━━ Supplied material

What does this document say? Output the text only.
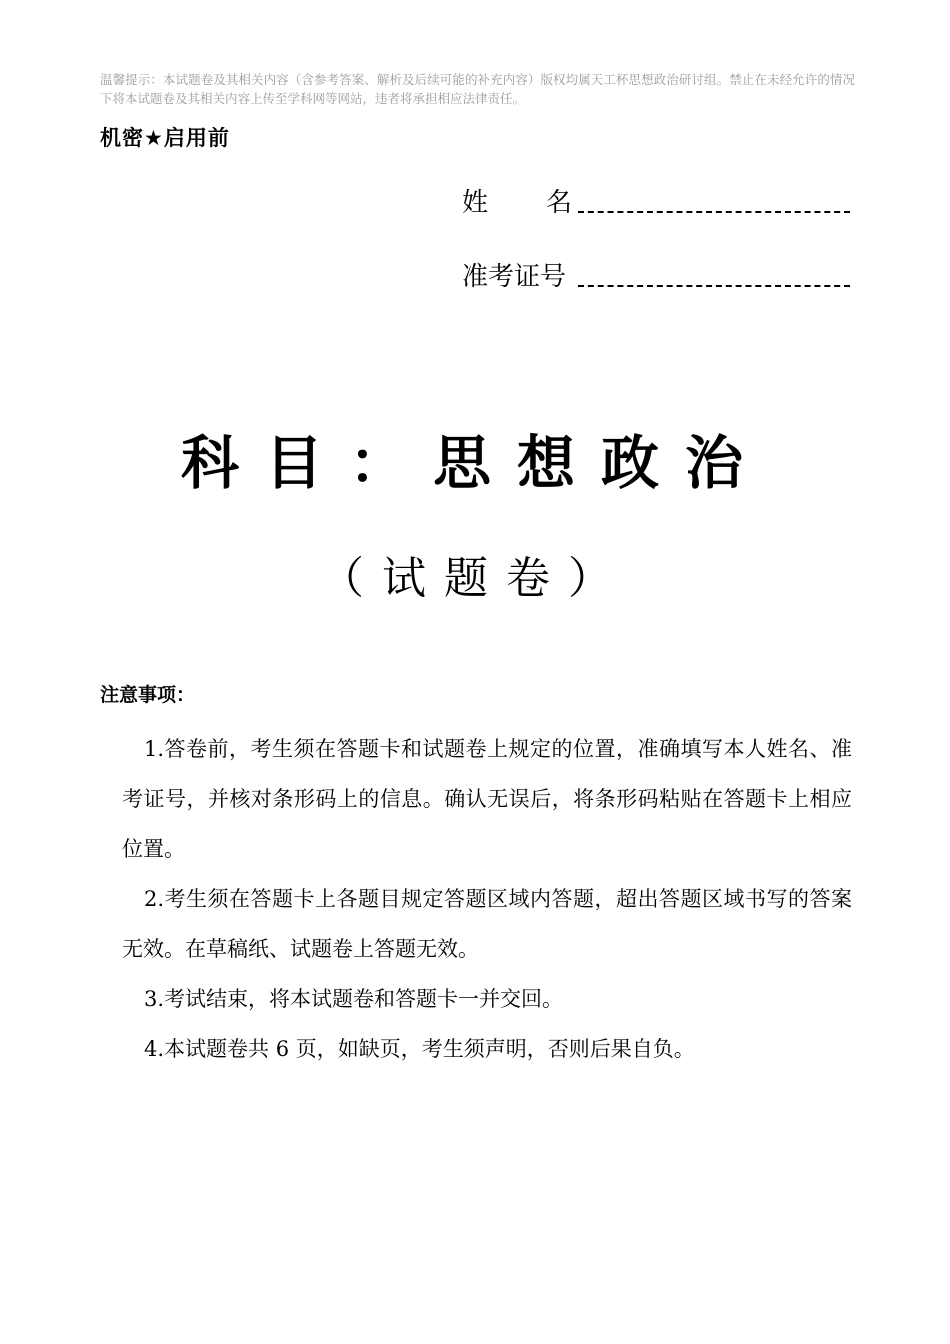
温馨提示：本试题卷及其相关内容（含参考答案、解析及后续可能的补充内容）版权均属天工杯思想政治研讨组。禁止在未经允许的情况下将本试题卷及其相关内容上传至学科网等网站，违者将承担相应法律责任。
机密★启用前
姓名
准考证号
科目：思想政治
（试题卷）
注意事项：
1.答卷前，考生须在答题卡和试题卷上规定的位置，准确填写本人姓名、准考证号，并核对条形码上的信息。确认无误后，将条形码粘贴在答题卡上相应位置。
2.考生须在答题卡上各题目规定答题区域内答题，超出答题区域书写的答案无效。在草稿纸、试题卷上答题无效。
3.考试结束，将本试题卷和答题卡一并交回。
4.本试题卷共 6 页，如缺页，考生须声明，否则后果自负。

━━━━

• Task to carry out
Copy out the entries verbatim and leave the images out.

• Response for this exercise
What does this document say? Output the text only.
温馨提示：本试题卷及其相关内容（含参考答案、解析及后续可能的补充内容）版权均属天工杯思想政治研讨组。禁止在未经允许的情况下将本试题卷及其相关内容上传至学科网等网站，违者将承担相应法律责任。
机密★启用前
姓名
准考证号
科目：思想政治
（试题卷）
注意事项：
1.答卷前，考生须在答题卡和试题卷上规定的位置，准确填写本人姓名、准考证号，并核对条形码上的信息。确认无误后，将条形码粘贴在答题卡上相应位置。
2.考生须在答题卡上各题目规定答题区域内答题，超出答题区域书写的答案无效。在草稿纸、试题卷上答题无效。
3.考试结束，将本试题卷和答题卡一并交回。
4.本试题卷共 6 页，如缺页，考生须声明，否则后果自负。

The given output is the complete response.